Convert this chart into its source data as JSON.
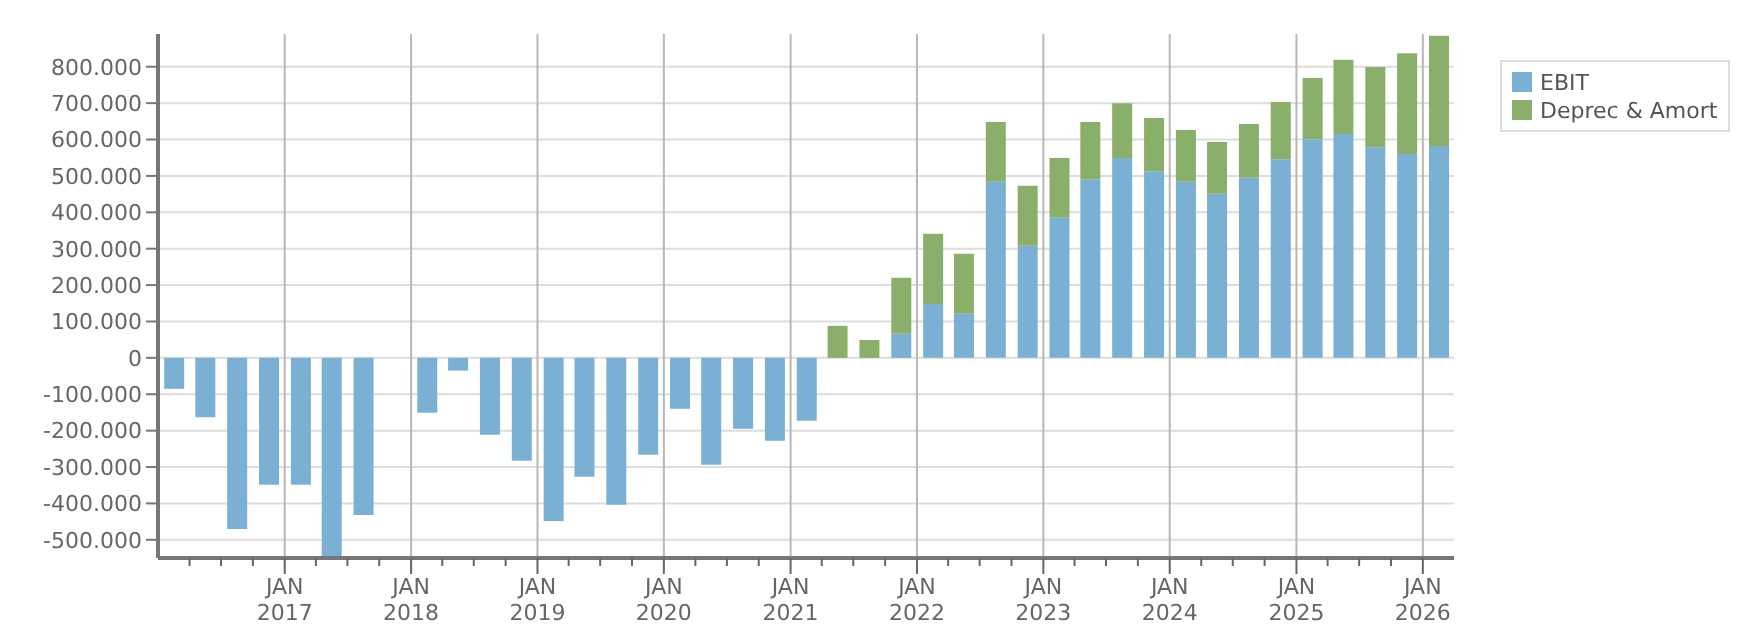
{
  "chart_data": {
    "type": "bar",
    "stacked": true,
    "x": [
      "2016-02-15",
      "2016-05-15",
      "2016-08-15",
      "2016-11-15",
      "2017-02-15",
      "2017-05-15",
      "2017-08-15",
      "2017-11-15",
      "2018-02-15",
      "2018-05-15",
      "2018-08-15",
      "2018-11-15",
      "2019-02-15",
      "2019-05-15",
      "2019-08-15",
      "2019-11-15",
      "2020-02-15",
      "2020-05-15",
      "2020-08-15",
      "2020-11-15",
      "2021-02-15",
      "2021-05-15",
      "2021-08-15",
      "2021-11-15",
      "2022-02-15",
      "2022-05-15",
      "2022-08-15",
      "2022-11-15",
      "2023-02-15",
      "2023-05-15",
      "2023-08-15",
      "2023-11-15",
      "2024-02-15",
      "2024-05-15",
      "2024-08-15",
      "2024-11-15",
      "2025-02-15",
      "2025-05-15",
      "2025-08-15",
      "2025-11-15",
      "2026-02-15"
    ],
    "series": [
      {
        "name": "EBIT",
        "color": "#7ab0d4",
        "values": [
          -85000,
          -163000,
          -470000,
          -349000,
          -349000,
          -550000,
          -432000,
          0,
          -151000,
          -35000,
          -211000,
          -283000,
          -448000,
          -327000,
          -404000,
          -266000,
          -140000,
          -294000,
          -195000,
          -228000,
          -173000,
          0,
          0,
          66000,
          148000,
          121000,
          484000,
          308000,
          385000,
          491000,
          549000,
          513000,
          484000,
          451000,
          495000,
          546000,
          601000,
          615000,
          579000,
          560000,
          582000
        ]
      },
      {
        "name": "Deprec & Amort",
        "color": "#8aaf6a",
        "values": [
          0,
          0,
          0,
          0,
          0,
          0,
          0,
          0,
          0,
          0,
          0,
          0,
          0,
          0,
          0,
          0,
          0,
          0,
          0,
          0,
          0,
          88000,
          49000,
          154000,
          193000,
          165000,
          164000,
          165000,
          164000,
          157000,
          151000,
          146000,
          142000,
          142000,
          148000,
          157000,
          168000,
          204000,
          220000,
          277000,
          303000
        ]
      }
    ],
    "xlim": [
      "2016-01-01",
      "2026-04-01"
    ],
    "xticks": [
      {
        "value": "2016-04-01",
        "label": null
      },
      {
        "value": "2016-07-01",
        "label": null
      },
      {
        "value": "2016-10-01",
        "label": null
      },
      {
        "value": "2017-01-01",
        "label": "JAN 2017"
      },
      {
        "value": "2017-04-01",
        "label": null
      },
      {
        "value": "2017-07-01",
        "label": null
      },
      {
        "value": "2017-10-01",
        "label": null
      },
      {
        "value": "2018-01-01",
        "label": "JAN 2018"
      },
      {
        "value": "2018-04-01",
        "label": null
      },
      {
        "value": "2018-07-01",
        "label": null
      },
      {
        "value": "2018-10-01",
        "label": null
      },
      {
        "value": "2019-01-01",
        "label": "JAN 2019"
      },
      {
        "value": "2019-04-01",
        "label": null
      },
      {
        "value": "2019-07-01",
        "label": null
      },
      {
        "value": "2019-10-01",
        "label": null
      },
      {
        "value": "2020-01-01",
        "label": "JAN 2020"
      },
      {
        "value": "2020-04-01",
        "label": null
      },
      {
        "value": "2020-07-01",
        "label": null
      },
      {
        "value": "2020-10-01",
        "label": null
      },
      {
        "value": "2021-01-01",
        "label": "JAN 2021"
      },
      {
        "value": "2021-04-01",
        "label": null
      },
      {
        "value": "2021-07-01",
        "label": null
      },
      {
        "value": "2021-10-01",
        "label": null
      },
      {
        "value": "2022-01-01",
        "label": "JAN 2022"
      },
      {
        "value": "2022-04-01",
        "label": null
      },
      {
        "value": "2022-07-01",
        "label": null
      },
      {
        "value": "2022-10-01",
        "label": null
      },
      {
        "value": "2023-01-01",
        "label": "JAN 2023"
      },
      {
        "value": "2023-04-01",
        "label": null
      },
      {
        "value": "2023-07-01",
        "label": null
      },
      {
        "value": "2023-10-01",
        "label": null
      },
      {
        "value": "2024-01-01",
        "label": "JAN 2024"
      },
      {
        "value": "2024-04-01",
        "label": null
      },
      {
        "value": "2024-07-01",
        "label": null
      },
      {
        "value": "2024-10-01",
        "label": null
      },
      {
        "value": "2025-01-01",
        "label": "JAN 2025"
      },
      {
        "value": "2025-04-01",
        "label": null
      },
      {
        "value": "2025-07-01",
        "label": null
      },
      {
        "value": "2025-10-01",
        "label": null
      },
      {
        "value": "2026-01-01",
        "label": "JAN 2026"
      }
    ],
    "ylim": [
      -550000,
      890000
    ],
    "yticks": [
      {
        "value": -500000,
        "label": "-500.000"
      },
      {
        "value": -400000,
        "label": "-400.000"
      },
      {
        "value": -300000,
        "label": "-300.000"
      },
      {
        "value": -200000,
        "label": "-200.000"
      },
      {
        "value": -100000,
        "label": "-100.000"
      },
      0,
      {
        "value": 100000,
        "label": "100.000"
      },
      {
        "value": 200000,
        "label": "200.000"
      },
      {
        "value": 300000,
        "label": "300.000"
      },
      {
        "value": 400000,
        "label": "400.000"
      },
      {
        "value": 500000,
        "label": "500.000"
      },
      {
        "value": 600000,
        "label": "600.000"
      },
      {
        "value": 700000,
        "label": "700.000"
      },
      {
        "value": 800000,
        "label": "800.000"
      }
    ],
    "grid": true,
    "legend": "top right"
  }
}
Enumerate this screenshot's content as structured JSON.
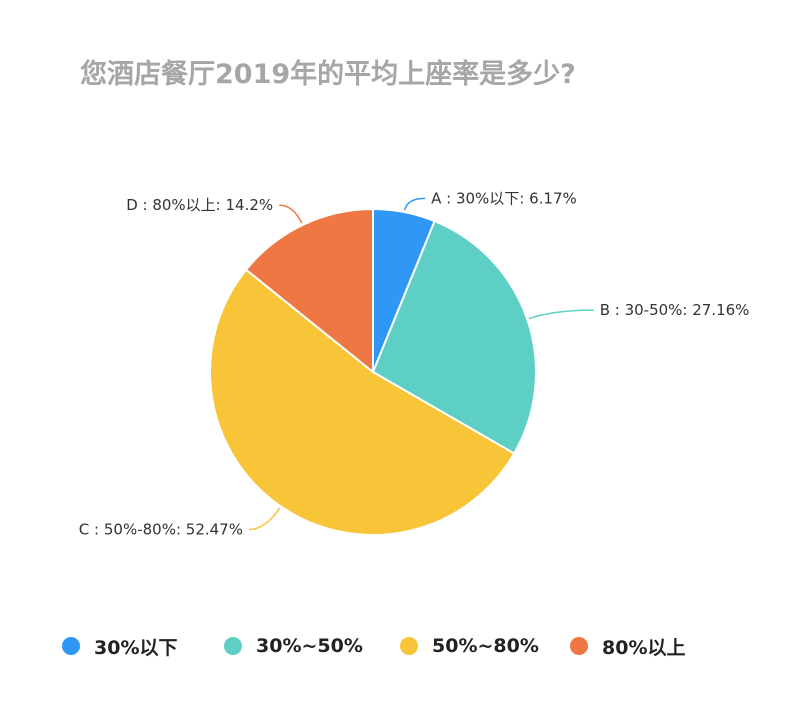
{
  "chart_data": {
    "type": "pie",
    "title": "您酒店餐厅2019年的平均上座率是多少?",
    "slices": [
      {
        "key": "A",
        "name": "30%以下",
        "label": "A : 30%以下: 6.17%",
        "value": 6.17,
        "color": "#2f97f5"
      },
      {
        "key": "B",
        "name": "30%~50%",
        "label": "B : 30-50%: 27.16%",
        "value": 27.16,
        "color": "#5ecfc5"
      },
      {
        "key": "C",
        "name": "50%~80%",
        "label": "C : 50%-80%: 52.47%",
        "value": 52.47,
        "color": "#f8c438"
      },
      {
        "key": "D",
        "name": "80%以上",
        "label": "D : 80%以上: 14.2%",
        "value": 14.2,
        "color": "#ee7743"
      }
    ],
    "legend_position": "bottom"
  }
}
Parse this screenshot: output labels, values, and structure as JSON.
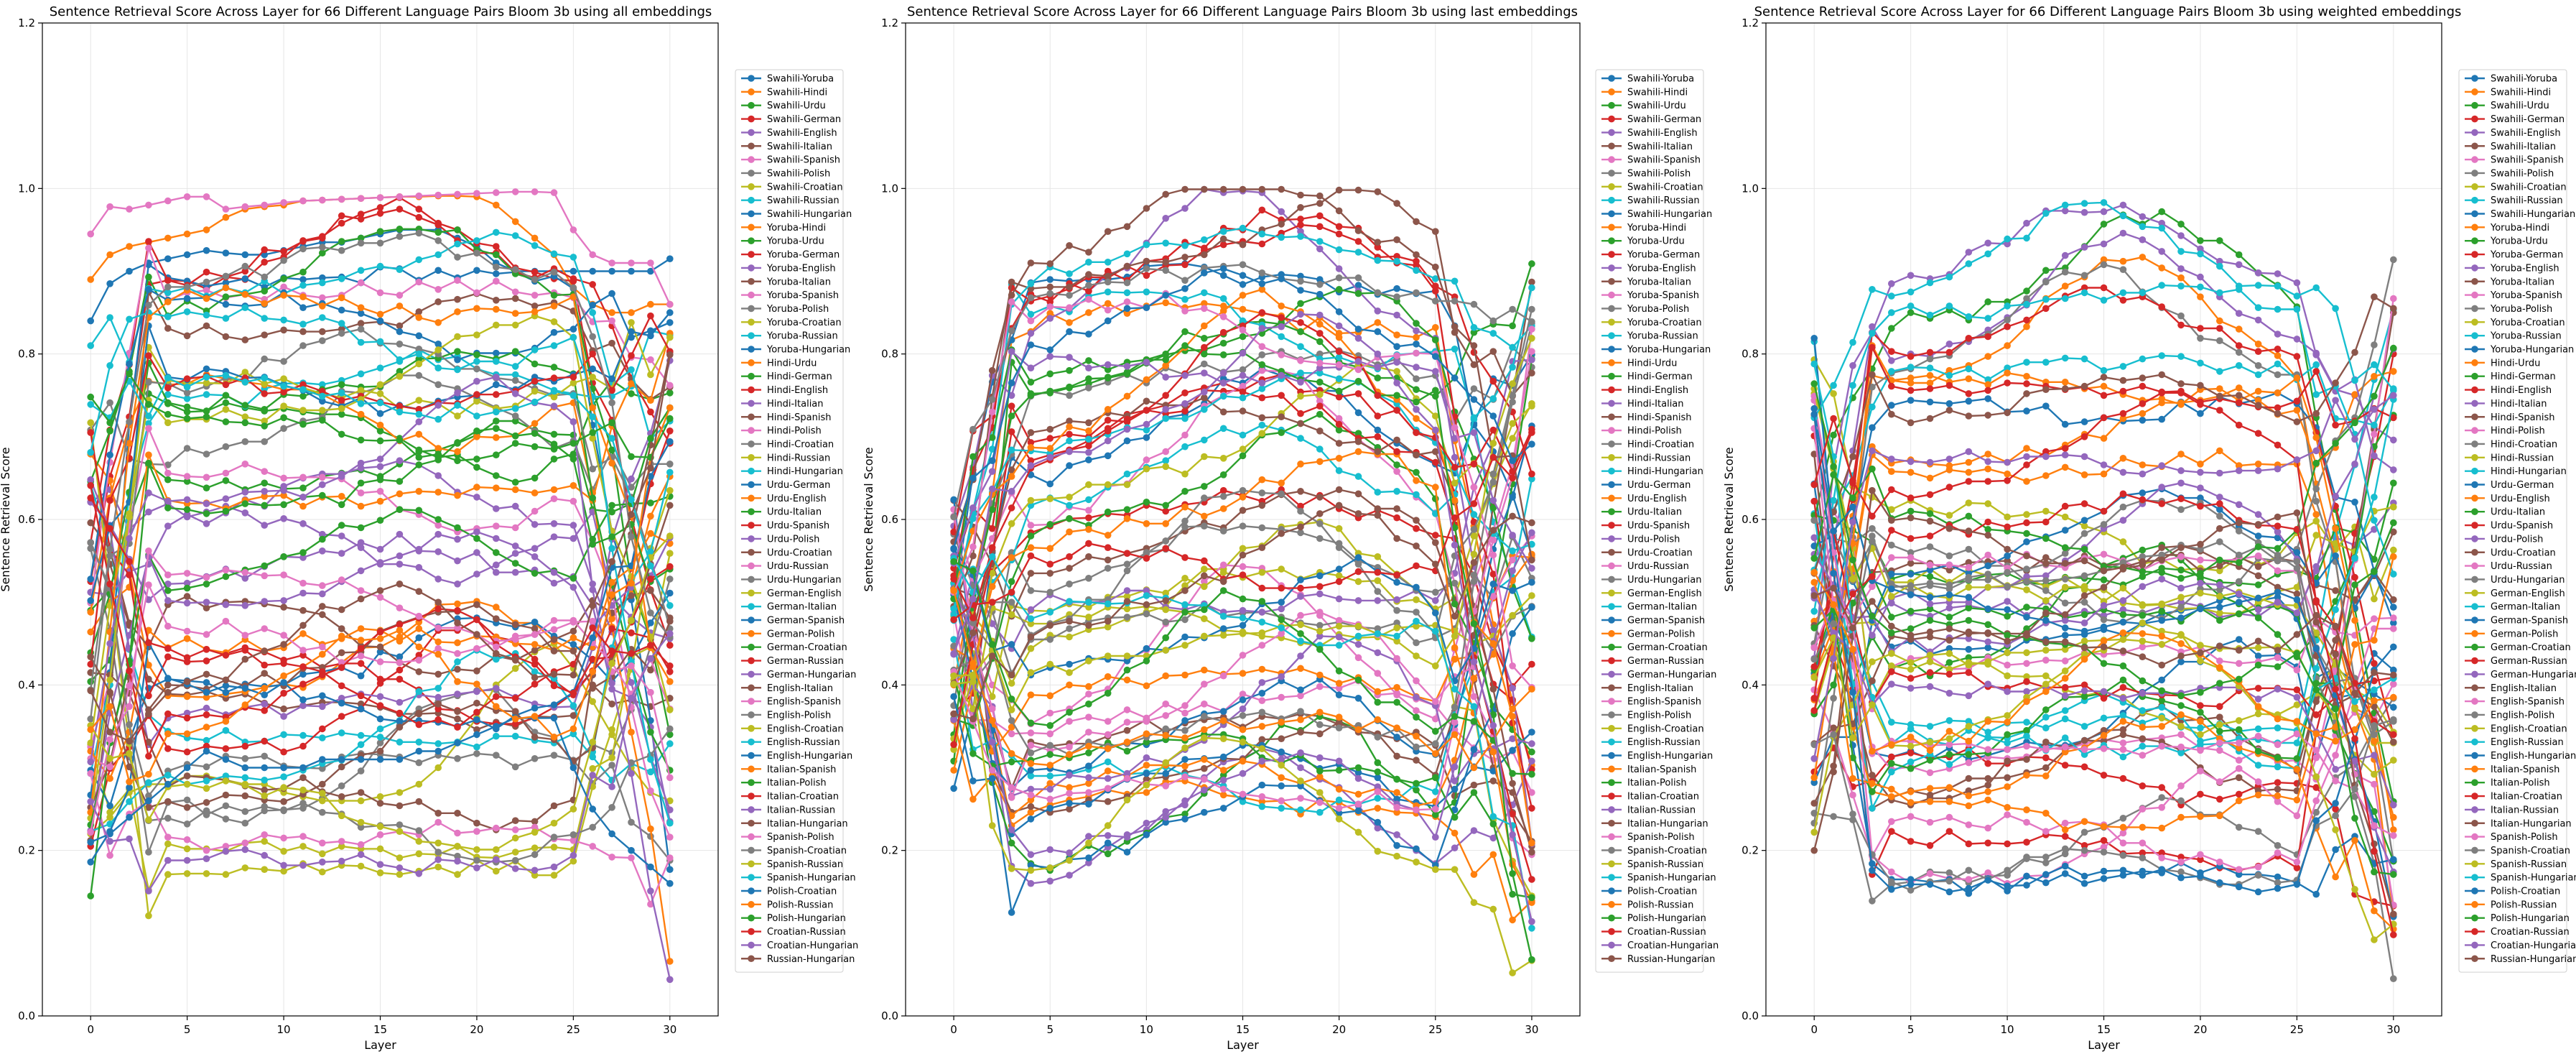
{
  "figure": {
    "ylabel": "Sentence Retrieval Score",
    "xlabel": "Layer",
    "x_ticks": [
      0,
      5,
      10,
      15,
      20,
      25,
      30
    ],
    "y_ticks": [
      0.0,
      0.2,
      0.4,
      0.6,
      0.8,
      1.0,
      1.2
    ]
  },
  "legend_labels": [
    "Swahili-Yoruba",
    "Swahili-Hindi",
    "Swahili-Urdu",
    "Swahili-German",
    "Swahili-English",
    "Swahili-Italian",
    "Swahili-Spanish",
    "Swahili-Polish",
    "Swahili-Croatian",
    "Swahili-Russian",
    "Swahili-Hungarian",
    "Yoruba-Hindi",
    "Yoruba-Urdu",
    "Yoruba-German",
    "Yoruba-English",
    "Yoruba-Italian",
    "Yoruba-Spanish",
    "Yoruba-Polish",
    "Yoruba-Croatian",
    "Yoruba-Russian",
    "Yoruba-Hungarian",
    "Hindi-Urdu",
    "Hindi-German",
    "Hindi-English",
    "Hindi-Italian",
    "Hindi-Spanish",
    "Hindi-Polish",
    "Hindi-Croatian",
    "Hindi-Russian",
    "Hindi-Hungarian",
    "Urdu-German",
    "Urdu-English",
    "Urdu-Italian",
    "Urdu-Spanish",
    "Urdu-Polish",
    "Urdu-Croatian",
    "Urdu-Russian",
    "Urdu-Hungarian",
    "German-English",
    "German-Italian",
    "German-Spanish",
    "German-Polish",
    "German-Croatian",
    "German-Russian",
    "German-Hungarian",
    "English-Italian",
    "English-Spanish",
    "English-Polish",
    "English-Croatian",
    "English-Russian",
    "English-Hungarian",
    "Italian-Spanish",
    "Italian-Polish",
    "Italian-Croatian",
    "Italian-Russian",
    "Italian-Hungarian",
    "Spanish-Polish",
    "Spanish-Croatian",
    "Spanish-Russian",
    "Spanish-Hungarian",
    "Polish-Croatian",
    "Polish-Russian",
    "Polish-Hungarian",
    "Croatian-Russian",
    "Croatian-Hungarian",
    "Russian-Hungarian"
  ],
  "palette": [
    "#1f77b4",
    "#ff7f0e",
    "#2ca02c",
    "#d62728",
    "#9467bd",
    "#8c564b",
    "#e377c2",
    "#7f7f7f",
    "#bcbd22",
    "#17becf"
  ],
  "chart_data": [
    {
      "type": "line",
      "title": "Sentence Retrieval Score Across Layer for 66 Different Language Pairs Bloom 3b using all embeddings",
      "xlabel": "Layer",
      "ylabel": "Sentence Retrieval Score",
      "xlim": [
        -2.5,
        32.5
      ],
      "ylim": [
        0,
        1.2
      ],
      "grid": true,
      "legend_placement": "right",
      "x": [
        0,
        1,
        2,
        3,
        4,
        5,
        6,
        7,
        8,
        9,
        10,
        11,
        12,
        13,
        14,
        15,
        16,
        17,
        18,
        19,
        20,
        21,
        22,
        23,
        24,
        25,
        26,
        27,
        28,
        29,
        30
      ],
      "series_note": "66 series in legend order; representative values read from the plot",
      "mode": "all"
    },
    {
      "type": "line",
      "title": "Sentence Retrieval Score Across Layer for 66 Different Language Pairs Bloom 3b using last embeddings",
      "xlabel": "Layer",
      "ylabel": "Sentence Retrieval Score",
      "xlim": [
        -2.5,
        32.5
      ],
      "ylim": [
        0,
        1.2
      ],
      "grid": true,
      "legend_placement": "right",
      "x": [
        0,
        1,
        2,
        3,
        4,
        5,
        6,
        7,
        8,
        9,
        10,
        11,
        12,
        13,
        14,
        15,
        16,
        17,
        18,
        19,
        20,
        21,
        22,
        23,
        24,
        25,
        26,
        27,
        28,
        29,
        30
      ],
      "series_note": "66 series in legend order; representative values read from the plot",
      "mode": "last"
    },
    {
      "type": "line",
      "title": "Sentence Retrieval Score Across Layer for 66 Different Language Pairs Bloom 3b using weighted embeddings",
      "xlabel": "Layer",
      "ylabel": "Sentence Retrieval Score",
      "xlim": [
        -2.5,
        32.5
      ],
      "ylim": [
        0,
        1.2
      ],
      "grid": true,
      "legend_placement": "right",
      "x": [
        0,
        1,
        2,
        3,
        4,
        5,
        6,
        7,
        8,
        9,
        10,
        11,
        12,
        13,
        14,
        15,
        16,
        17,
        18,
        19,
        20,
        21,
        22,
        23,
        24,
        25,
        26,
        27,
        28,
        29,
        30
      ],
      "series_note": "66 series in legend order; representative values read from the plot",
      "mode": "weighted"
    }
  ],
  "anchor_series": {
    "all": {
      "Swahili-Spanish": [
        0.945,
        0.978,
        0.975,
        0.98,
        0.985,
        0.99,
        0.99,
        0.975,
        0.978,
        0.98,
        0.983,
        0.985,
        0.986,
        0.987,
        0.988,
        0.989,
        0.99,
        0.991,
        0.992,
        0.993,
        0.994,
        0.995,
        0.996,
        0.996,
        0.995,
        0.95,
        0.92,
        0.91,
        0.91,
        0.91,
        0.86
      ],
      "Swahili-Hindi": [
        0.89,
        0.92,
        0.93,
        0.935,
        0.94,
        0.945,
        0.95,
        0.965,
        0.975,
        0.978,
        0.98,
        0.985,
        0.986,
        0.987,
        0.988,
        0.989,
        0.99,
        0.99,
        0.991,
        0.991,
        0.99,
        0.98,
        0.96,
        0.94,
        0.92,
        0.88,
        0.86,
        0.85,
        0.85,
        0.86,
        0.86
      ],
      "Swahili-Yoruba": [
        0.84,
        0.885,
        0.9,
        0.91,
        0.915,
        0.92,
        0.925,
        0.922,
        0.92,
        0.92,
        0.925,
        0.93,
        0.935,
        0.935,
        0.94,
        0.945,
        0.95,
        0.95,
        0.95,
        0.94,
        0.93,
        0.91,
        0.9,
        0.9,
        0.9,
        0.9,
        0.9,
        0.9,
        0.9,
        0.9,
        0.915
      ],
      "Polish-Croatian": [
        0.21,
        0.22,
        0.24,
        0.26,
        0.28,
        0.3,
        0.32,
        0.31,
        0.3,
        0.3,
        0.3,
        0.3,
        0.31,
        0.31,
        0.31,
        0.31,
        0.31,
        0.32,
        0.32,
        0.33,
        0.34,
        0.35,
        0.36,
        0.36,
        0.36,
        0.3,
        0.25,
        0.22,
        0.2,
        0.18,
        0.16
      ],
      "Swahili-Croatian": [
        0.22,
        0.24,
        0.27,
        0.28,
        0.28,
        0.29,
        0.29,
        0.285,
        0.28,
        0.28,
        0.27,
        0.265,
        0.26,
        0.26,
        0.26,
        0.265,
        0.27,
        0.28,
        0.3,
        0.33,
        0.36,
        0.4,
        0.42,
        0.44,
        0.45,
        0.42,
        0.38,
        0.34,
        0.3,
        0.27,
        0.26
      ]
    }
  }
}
▬▬▬▬▬▬▬▬▬▬
Each line containing the word "last" counts once; report the total alone.

2